Asterisk Initiative
As Washington College seeks to build an ever more diverse and inclusive culture, we must uncover and acknowledge our centuries-long institutional complicity in systems of racism, inequality, and inequity. The Asterisk Initiative is part of our work to bring to light the hidden stories of our college.
THE ASTERISK INITIATIVE LAUNCH
The Washington College History Project has identified several symbols and spaces that reflect the institution's historic connections to slaveholders. Through the Asterisk Initiative, seven of those buildings and landmarks have been numbered and labeled, with QR codes directing visitors to this website. Here, you can learn more about the early College supporters, including George Washington and William Smith, and the slave trader who owned the imposing 18th-century structures—the Custom House and Hynson-Ringgold House—both now owned by the College.
* * * *
** Problems to work on **
1 – Summarize the Asterisk Initiative text in two sentences.
2 – Pick up the Asterisk Initiative text at the point where it ends and carry it forward.
* * * *
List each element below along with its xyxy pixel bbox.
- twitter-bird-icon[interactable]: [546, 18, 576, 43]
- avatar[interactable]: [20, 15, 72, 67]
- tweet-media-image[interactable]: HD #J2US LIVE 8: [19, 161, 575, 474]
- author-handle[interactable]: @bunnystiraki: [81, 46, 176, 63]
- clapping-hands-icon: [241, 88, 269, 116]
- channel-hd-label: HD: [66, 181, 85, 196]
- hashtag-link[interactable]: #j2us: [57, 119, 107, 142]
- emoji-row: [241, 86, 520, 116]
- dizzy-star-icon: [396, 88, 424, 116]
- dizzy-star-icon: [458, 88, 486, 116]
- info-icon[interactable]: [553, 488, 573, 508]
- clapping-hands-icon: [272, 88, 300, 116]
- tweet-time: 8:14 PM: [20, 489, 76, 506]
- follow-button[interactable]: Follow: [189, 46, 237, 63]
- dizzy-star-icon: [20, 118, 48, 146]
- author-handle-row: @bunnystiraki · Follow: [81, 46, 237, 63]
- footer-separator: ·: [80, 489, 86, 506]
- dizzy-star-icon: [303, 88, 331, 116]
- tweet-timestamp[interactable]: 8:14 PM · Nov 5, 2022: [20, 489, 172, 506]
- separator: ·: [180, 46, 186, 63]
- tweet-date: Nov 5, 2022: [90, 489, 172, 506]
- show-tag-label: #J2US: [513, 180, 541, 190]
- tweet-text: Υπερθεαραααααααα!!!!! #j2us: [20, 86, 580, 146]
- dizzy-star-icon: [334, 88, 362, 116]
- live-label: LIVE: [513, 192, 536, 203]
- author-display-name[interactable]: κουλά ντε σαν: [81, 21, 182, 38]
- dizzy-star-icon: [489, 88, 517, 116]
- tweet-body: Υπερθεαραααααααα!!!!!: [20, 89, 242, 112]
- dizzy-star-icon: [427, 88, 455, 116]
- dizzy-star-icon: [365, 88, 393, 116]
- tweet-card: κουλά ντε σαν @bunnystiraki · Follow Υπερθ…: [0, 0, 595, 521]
* * * *
** Per-task outputs **
1 – Washington College presents the Asterisk Initiative as part of its work to uncover and acknowledge its centuries-long institutional complicity in systems of racism, inequality, and inequity and to bring the college's hidden stories to light. Through the initiative, seven buildings and landmarks that the Washington College History Project linked to slaveholders have been numbered and labeled with QR codes that direct visitors to a website about early College supporters, including George Washington and William Smith, and about the slave trader who owned the Custom House and the Hynson-Ringgold House.

2 –
The Asterisk Initiative will share more stories about the College's symbols and spaces. In the months ahead, we are planning to invite members of our campus community to share their thoughts about these and other campus landmarks.
SYMBOLS AND SPACES
1. George Washington Statue
1. George Washington Statue
He stands at the foot of the historic Hill Dorms, shaded by trees, guarded by boxwood, and gazing toward the American flag. Since the statue was installed on the Campus Green in 1957—as the Civil Rights Movement gained momentum—its image has telegraphed the College's close connections to the nation's founding and its emphasis on preparing successive generations of citizen-leaders for the work of the American democracy. And now, as the institution reckons with its past, the image also reminds us that Washington failed to see the common humanity he shared with his enslaved workers and the indigenous populations he mistreated and misled.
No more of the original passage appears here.